# Given exercise
Quote all of the data below exactly, please.

------------------------------------------------------------

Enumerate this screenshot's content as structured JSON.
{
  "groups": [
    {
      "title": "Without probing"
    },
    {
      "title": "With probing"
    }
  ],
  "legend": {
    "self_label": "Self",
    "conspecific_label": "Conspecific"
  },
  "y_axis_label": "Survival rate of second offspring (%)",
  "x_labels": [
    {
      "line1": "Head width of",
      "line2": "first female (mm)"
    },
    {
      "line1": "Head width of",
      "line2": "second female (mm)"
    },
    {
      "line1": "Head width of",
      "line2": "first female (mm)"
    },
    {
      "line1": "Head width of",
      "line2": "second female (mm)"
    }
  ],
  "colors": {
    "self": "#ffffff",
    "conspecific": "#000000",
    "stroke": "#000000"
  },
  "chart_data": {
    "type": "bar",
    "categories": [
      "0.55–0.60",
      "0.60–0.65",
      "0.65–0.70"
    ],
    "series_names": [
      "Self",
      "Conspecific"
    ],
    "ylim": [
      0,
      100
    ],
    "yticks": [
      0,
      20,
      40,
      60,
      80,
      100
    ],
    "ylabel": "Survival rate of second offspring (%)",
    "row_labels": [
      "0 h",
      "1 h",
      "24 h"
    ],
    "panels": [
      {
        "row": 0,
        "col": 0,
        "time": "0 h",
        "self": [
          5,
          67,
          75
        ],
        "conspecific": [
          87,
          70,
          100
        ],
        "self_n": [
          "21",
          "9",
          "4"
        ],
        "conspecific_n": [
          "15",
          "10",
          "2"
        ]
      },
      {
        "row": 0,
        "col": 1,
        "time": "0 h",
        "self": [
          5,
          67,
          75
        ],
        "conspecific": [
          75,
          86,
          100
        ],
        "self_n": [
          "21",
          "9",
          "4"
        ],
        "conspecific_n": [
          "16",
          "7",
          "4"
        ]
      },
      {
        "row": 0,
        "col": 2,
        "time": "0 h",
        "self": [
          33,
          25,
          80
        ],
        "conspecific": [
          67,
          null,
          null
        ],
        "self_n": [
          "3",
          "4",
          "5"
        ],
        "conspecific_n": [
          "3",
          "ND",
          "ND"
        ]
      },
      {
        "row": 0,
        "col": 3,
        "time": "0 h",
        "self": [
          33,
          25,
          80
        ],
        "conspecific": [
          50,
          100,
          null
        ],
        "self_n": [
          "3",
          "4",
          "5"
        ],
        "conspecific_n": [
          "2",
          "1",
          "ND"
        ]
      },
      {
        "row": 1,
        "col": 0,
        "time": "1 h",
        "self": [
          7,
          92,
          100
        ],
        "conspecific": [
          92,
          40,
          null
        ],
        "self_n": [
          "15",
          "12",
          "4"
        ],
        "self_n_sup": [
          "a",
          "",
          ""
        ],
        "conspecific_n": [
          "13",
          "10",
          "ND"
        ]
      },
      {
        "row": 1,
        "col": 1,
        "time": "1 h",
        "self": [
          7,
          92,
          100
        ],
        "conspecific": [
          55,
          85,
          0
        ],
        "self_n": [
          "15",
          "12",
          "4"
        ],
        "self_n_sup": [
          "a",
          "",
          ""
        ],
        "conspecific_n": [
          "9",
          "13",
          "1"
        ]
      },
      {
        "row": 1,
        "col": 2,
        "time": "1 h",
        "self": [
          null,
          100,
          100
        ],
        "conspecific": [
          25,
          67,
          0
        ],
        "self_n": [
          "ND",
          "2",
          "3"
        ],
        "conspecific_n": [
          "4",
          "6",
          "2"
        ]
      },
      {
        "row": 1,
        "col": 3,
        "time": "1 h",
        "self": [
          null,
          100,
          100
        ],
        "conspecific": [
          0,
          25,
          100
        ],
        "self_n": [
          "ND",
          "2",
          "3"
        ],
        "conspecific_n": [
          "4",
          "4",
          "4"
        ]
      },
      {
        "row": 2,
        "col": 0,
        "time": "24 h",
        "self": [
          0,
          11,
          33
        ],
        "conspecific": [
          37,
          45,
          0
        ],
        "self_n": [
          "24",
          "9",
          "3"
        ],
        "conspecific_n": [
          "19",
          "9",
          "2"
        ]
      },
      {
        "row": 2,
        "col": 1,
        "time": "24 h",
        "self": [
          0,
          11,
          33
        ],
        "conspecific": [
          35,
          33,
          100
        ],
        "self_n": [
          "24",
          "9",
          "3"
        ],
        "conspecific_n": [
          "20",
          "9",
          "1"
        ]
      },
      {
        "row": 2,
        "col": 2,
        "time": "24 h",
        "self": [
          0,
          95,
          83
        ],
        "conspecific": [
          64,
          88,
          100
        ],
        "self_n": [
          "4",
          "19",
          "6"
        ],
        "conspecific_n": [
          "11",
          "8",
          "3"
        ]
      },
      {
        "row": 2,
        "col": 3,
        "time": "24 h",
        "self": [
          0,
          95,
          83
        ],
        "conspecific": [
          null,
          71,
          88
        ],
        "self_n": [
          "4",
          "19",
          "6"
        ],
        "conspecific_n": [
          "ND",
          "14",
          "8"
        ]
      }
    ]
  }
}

------------------------------------------------------------

# Final result
Enumerate this screenshot's content as structured JSON.
{
  "groups": [
    {
      "title": "Without probing"
    },
    {
      "title": "With probing"
    }
  ],
  "legend": {
    "self_label": "Self",
    "conspecific_label": "Conspecific"
  },
  "y_axis_label": "Survival rate of second offspring (%)",
  "x_labels": [
    {
      "line1": "Head width of",
      "line2": "first female (mm)"
    },
    {
      "line1": "Head width of",
      "line2": "second female (mm)"
    },
    {
      "line1": "Head width of",
      "line2": "first female (mm)"
    },
    {
      "line1": "Head width of",
      "line2": "second female (mm)"
    }
  ],
  "colors": {
    "self": "#ffffff",
    "conspecific": "#000000",
    "stroke": "#000000"
  },
  "chart_data": {
    "type": "bar",
    "categories": [
      "0.55–0.60",
      "0.60–0.65",
      "0.65–0.70"
    ],
    "series_names": [
      "Self",
      "Conspecific"
    ],
    "ylim": [
      0,
      100
    ],
    "yticks": [
      0,
      20,
      40,
      60,
      80,
      100
    ],
    "ylabel": "Survival rate of second offspring (%)",
    "row_labels": [
      "0 h",
      "1 h",
      "24 h"
    ],
    "panels": [
      {
        "row": 0,
        "col": 0,
        "time": "0 h",
        "self": [
          5,
          67,
          75
        ],
        "conspecific": [
          87,
          70,
          100
        ],
        "self_n": [
          "21",
          "9",
          "4"
        ],
        "conspecific_n": [
          "15",
          "10",
          "2"
        ]
      },
      {
        "row": 0,
        "col": 1,
        "time": "0 h",
        "self": [
          5,
          67,
          75
        ],
        "conspecific": [
          75,
          86,
          100
        ],
        "self_n": [
          "21",
          "9",
          "4"
        ],
        "conspecific_n": [
          "16",
          "7",
          "4"
        ]
      },
      {
        "row": 0,
        "col": 2,
        "time": "0 h",
        "self": [
          33,
          25,
          80
        ],
        "conspecific": [
          67,
          null,
          null
        ],
        "self_n": [
          "3",
          "4",
          "5"
        ],
        "conspecific_n": [
          "3",
          "ND",
          "ND"
        ]
      },
      {
        "row": 0,
        "col": 3,
        "time": "0 h",
        "self": [
          33,
          25,
          80
        ],
        "conspecific": [
          50,
          100,
          null
        ],
        "self_n": [
          "3",
          "4",
          "5"
        ],
        "conspecific_n": [
          "2",
          "1",
          "ND"
        ]
      },
      {
        "row": 1,
        "col": 0,
        "time": "1 h",
        "self": [
          7,
          92,
          100
        ],
        "conspecific": [
          92,
          40,
          null
        ],
        "self_n": [
          "15",
          "12",
          "4"
        ],
        "self_n_sup": [
          "a",
          "",
          ""
        ],
        "conspecific_n": [
          "13",
          "10",
          "ND"
        ]
      },
      {
        "row": 1,
        "col": 1,
        "time": "1 h",
        "self": [
          7,
          92,
          100
        ],
        "conspecific": [
          55,
          85,
          0
        ],
        "self_n": [
          "15",
          "12",
          "4"
        ],
        "self_n_sup": [
          "a",
          "",
          ""
        ],
        "conspecific_n": [
          "9",
          "13",
          "1"
        ]
      },
      {
        "row": 1,
        "col": 2,
        "time": "1 h",
        "self": [
          null,
          100,
          100
        ],
        "conspecific": [
          25,
          67,
          0
        ],
        "self_n": [
          "ND",
          "2",
          "3"
        ],
        "conspecific_n": [
          "4",
          "6",
          "2"
        ]
      },
      {
        "row": 1,
        "col": 3,
        "time": "1 h",
        "self": [
          null,
          100,
          100
        ],
        "conspecific": [
          0,
          25,
          100
        ],
        "self_n": [
          "ND",
          "2",
          "3"
        ],
        "conspecific_n": [
          "4",
          "4",
          "4"
        ]
      },
      {
        "row": 2,
        "col": 0,
        "time": "24 h",
        "self": [
          0,
          11,
          33
        ],
        "conspecific": [
          37,
          45,
          0
        ],
        "self_n": [
          "24",
          "9",
          "3"
        ],
        "conspecific_n": [
          "19",
          "9",
          "2"
        ]
      },
      {
        "row": 2,
        "col": 1,
        "time": "24 h",
        "self": [
          0,
          11,
          33
        ],
        "conspecific": [
          35,
          33,
          100
        ],
        "self_n": [
          "24",
          "9",
          "3"
        ],
        "conspecific_n": [
          "20",
          "9",
          "1"
        ]
      },
      {
        "row": 2,
        "col": 2,
        "time": "24 h",
        "self": [
          0,
          95,
          83
        ],
        "conspecific": [
          64,
          88,
          100
        ],
        "self_n": [
          "4",
          "19",
          "6"
        ],
        "conspecific_n": [
          "11",
          "8",
          "3"
        ]
      },
      {
        "row": 2,
        "col": 3,
        "time": "24 h",
        "self": [
          0,
          95,
          83
        ],
        "conspecific": [
          null,
          71,
          88
        ],
        "self_n": [
          "4",
          "19",
          "6"
        ],
        "conspecific_n": [
          "ND",
          "14",
          "8"
        ]
      }
    ]
  }
}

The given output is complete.